● What you will do: Among the entries below, find how many lines carry the word "amor" and state only that figure.

● Dataset:
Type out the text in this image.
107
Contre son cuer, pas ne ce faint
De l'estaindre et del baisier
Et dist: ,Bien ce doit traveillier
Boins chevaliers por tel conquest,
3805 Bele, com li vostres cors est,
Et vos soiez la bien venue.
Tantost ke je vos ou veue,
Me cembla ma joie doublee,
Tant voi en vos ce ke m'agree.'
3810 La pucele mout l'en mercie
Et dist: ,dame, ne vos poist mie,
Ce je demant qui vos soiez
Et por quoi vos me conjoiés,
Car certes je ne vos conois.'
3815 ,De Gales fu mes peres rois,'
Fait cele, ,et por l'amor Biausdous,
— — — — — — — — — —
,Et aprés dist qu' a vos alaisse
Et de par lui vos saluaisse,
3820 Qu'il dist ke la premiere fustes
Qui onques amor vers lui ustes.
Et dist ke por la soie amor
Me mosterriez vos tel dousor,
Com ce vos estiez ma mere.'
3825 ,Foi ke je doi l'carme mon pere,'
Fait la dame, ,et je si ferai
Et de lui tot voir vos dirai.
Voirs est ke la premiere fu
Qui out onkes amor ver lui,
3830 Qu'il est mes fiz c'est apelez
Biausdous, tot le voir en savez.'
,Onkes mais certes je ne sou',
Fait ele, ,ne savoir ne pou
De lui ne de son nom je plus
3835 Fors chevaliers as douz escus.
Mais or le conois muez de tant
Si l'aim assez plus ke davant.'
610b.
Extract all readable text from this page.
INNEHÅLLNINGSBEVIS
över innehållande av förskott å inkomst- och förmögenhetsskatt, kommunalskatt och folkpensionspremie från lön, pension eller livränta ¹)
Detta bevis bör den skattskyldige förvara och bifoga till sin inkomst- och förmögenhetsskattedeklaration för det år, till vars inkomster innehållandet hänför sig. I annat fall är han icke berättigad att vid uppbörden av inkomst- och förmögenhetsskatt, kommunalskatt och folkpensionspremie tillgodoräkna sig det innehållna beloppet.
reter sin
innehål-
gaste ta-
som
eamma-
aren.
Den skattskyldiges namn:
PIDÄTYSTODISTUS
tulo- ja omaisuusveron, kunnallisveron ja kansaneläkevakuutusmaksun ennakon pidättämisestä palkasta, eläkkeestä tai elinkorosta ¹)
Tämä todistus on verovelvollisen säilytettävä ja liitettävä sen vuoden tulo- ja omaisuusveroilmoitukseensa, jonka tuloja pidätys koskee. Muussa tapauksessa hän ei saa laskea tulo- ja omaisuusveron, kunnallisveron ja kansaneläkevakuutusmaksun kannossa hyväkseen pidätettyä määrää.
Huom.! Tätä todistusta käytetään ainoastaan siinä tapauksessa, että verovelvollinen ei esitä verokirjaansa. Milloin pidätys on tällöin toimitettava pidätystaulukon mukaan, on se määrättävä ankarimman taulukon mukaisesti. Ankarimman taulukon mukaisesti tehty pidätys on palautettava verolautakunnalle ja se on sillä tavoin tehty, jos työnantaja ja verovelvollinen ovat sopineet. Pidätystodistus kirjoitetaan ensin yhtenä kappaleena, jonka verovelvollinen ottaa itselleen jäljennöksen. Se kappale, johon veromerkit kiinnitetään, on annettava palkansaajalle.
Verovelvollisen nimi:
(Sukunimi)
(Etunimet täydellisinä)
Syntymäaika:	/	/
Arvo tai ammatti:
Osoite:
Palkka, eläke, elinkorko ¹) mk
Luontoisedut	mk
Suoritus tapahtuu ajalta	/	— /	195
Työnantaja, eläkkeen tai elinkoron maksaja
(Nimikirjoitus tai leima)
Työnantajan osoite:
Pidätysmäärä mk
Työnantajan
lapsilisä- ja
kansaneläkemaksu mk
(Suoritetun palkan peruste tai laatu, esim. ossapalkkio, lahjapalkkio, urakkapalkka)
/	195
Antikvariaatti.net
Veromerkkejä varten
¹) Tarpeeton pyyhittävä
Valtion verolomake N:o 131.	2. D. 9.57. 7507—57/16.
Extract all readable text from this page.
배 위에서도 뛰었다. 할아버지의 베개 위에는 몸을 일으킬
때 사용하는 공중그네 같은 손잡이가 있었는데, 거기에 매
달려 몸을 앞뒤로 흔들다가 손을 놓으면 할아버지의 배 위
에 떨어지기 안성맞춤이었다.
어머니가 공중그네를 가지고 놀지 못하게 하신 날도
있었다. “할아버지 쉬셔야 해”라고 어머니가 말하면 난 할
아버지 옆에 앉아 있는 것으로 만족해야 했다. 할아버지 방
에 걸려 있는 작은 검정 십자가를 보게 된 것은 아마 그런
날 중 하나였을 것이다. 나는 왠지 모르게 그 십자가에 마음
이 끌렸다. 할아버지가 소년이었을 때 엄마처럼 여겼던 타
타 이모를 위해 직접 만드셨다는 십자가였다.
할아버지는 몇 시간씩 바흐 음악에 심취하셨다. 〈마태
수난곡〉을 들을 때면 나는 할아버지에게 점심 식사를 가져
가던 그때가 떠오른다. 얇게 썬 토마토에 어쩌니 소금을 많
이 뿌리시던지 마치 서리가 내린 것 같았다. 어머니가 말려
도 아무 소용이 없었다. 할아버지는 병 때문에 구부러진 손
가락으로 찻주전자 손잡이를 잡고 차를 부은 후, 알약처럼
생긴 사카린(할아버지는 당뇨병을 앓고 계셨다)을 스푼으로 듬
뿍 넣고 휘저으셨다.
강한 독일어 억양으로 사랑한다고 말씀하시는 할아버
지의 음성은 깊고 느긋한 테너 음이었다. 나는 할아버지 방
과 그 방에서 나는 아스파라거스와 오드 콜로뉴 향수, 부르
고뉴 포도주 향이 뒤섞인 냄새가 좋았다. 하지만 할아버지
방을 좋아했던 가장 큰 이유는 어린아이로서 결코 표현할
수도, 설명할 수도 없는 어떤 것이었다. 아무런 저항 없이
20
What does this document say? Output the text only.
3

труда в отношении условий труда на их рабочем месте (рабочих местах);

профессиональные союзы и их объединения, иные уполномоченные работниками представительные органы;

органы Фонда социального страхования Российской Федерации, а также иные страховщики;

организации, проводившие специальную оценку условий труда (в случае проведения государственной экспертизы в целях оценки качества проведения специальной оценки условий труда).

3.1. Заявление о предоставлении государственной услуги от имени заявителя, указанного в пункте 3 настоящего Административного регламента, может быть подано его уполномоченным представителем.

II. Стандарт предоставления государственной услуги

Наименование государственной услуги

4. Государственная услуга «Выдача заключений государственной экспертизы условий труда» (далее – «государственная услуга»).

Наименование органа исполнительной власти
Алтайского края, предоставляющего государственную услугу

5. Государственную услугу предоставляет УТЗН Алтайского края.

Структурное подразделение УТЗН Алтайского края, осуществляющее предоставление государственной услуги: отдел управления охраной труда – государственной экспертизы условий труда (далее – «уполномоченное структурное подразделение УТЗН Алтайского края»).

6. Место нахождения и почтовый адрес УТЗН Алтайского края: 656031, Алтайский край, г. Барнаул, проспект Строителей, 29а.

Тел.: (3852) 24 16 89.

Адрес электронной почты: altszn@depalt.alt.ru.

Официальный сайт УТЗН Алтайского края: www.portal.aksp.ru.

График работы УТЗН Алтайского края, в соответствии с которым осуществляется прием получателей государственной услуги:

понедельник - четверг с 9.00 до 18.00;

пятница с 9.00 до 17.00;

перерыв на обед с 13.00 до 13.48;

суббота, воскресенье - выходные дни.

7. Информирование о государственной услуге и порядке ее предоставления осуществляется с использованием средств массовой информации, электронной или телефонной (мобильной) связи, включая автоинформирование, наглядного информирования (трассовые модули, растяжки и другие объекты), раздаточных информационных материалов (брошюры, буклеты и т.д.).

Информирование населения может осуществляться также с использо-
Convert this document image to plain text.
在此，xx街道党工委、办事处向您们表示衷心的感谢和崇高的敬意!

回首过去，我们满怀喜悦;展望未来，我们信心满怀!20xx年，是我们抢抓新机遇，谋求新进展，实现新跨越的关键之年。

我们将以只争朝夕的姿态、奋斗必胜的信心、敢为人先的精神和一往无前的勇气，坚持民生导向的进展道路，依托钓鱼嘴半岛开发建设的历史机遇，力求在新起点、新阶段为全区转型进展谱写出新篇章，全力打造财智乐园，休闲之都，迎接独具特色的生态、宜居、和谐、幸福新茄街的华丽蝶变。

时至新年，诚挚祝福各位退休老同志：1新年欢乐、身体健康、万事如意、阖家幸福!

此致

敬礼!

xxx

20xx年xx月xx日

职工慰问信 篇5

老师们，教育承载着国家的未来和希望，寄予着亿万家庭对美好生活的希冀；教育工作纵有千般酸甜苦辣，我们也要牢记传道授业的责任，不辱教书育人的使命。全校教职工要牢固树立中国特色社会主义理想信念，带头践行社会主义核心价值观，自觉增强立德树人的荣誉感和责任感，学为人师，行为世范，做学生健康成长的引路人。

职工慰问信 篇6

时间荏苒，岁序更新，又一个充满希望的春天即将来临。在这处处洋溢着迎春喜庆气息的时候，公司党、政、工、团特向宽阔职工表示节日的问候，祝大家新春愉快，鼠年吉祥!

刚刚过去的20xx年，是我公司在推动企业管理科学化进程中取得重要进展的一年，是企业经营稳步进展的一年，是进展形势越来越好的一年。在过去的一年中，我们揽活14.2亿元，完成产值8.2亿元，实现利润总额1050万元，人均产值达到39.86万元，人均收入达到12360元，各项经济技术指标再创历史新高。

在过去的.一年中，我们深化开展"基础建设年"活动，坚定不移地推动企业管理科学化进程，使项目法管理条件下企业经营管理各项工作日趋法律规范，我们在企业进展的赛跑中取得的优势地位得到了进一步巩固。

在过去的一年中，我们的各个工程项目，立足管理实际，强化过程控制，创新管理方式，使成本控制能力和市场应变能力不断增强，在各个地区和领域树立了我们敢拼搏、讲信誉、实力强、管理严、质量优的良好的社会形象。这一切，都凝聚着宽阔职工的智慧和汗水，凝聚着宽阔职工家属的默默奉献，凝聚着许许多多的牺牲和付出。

● Answer to the task: 4